▸ **Dataset extract**
________________________________________

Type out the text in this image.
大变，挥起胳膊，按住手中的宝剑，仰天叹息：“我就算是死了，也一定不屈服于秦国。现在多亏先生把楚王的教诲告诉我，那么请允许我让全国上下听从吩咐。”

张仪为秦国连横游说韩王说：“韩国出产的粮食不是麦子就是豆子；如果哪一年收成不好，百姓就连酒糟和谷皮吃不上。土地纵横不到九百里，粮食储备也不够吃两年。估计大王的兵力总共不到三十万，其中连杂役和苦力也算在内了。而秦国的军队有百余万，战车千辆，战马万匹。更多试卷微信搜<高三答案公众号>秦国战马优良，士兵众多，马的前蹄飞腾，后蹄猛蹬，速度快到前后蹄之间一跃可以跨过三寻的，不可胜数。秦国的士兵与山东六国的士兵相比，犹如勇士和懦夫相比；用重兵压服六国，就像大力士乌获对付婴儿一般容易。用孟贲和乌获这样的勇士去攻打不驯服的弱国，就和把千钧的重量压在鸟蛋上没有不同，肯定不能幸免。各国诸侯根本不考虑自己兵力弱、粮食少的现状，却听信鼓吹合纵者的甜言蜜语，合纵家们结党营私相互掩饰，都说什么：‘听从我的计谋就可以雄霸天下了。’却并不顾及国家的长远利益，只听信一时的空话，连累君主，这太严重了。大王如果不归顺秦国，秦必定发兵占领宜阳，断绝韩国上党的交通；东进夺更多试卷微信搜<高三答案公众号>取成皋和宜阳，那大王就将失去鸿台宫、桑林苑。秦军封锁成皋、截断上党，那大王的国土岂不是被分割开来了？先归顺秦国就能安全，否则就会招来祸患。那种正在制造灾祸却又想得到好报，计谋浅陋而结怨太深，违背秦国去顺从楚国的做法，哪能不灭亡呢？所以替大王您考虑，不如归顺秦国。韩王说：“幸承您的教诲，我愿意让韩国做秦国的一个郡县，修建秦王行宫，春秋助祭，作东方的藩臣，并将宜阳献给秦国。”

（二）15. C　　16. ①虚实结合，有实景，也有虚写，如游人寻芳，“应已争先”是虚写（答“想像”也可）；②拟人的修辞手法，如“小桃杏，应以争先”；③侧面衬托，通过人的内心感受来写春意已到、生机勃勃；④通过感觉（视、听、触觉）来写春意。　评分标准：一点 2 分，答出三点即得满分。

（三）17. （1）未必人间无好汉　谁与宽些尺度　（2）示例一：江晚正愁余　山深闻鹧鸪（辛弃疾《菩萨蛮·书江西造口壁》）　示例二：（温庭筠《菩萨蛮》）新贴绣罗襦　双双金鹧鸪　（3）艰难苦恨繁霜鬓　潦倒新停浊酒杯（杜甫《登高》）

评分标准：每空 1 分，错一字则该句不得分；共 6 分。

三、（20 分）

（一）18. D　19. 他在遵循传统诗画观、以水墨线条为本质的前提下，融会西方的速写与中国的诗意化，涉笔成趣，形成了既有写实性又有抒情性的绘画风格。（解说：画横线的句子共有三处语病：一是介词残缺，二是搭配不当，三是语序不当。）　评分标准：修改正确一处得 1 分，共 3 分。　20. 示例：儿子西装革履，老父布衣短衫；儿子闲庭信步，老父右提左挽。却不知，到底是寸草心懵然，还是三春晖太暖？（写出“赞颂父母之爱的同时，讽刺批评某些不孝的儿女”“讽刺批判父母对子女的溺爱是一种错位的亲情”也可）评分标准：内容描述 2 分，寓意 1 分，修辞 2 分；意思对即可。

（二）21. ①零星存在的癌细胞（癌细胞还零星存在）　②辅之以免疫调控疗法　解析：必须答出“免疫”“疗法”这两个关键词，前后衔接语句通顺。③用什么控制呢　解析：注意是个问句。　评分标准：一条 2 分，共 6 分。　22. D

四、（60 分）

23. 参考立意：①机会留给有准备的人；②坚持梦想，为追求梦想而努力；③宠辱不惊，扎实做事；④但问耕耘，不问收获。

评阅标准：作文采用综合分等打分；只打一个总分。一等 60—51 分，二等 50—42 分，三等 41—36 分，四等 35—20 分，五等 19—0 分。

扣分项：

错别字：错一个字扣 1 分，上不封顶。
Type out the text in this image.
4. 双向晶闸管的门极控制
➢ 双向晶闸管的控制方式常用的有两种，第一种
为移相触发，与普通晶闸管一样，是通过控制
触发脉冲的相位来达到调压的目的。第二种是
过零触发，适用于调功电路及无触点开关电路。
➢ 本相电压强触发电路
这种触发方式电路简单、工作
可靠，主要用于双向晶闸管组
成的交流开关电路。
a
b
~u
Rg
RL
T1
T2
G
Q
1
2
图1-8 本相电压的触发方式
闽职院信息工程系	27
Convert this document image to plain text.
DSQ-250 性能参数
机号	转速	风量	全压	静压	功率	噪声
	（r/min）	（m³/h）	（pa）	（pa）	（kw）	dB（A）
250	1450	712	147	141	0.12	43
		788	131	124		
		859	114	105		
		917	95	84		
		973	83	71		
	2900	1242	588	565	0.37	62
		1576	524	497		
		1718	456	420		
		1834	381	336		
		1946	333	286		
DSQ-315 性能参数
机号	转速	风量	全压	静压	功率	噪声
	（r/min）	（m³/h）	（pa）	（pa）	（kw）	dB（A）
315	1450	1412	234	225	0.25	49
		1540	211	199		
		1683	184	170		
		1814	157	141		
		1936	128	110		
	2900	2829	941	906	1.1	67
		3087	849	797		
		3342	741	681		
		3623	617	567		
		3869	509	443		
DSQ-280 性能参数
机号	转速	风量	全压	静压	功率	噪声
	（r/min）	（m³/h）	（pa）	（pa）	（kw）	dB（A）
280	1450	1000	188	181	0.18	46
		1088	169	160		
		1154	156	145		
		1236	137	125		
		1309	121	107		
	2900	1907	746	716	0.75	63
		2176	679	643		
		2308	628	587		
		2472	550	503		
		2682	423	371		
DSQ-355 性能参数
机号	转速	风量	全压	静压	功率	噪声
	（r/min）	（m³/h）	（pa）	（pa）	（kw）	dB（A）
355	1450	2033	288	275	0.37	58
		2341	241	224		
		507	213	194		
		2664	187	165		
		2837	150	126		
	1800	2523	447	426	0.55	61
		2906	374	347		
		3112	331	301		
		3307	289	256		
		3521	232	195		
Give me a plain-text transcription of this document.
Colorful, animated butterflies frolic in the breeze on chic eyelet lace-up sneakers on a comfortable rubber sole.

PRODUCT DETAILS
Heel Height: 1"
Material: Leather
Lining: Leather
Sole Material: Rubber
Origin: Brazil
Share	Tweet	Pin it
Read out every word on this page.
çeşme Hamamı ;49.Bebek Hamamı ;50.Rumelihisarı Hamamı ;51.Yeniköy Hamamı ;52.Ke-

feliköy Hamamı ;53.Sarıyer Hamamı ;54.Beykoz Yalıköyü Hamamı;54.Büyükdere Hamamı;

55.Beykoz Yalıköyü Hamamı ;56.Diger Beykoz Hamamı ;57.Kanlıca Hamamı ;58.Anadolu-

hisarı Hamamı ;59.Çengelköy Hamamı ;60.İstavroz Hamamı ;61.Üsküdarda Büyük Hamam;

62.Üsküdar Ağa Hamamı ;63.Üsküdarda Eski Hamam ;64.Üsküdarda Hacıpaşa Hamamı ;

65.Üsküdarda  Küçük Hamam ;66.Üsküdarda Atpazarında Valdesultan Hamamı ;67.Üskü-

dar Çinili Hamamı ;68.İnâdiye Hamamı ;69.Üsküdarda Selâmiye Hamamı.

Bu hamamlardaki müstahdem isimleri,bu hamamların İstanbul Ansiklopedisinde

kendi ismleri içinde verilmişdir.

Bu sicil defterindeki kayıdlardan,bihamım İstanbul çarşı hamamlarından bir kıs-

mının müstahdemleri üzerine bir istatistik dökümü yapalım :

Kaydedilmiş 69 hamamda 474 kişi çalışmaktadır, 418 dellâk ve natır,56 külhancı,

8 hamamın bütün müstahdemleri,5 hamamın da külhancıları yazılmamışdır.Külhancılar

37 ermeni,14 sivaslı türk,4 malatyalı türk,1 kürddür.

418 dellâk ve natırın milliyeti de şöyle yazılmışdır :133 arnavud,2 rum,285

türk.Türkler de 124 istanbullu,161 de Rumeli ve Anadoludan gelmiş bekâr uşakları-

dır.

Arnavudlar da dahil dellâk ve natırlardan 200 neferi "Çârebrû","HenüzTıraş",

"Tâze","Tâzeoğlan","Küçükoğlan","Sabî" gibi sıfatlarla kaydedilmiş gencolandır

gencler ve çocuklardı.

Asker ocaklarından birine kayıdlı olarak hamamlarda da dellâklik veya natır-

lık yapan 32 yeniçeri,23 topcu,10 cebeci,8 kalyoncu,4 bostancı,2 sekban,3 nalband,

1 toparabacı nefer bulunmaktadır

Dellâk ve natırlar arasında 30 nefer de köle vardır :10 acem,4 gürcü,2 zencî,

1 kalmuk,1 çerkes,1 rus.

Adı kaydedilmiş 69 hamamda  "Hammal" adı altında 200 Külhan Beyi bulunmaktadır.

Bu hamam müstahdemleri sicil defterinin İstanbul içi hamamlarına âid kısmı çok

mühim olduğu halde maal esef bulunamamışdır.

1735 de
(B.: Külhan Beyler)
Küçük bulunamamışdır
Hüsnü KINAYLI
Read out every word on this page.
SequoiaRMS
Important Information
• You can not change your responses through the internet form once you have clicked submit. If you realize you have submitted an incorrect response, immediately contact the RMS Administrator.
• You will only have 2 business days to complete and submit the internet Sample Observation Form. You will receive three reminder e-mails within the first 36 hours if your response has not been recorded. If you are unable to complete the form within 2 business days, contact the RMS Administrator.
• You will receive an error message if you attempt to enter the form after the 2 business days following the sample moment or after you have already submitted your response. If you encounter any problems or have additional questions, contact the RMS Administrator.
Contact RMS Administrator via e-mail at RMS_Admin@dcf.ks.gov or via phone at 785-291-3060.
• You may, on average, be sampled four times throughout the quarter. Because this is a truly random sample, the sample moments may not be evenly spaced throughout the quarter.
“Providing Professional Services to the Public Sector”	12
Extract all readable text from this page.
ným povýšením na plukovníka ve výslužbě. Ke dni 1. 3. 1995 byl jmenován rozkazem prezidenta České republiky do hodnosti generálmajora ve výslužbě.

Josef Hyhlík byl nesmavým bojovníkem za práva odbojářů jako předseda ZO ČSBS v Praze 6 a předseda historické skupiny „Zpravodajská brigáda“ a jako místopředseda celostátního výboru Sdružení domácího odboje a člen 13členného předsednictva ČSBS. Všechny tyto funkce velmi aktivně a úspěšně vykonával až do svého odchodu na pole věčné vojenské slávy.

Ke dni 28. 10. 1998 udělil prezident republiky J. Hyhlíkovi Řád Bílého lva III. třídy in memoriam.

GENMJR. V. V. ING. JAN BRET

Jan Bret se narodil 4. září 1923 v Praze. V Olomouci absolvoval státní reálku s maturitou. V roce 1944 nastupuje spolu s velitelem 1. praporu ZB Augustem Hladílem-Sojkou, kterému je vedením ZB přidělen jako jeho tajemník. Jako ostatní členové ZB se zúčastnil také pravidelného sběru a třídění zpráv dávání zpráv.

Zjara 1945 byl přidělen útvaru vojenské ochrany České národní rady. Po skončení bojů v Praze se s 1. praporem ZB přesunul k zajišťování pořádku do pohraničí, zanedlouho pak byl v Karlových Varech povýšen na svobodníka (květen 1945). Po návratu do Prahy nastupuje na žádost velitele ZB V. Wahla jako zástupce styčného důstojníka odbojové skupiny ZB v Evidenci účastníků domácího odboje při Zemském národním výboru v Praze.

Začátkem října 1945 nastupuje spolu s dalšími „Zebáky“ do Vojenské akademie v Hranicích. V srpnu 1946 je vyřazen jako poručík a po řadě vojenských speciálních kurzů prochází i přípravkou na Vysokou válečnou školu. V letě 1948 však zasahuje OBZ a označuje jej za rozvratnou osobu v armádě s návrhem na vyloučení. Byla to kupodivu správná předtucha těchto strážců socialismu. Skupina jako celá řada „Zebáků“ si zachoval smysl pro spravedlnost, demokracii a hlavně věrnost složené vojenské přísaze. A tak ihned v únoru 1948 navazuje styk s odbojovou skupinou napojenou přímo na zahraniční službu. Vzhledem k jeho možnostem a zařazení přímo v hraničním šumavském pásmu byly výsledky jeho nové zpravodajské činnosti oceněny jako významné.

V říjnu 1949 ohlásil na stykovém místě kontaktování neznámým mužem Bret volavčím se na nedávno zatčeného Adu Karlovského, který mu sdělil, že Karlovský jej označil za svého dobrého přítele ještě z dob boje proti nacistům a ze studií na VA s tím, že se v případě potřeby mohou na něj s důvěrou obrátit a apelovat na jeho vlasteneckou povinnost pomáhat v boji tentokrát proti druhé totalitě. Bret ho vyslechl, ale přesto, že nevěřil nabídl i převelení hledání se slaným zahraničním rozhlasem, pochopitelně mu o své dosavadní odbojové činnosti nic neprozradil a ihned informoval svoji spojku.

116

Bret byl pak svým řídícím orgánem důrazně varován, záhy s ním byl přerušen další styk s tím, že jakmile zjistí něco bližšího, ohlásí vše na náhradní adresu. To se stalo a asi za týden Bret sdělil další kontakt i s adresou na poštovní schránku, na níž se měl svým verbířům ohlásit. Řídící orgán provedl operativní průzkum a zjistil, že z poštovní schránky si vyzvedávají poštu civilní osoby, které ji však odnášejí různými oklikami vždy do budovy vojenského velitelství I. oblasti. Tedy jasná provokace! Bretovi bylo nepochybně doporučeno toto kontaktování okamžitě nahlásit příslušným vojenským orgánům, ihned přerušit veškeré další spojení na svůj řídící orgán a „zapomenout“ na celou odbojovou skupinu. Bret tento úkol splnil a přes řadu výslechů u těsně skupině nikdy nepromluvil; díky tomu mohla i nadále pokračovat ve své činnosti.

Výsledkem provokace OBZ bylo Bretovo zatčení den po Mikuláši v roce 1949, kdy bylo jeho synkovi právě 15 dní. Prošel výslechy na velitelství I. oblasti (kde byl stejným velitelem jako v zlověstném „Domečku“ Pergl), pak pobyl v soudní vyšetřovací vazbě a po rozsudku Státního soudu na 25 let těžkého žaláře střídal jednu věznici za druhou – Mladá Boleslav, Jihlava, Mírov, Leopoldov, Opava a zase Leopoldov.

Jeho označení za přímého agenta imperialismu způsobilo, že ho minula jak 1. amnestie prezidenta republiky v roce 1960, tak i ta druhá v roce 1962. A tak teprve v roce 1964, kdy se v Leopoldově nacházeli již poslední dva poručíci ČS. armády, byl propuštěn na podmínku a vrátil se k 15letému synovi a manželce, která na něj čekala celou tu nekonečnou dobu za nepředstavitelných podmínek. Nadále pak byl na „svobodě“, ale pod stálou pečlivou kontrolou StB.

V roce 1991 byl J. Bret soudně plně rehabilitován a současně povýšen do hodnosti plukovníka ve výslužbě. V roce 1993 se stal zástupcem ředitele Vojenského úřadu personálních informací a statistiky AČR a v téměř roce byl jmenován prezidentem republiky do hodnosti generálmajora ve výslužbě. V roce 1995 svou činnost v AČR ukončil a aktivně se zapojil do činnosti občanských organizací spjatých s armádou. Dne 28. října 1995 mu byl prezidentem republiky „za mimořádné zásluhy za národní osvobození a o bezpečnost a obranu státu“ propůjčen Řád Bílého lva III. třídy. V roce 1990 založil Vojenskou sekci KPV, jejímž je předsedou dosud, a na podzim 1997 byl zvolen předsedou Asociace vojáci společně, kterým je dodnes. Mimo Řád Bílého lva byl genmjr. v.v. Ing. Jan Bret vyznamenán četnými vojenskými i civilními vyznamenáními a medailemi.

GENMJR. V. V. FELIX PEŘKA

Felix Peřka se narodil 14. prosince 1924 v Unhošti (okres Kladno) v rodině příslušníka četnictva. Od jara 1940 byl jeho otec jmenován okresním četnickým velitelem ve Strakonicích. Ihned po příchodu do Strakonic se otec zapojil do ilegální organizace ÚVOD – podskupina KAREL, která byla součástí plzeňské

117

________________________________________

▸ **What you need to do**
In the listing above, count each line that holds the string "odbojovou". Give the number only.

▸ **Response for this exercise**
2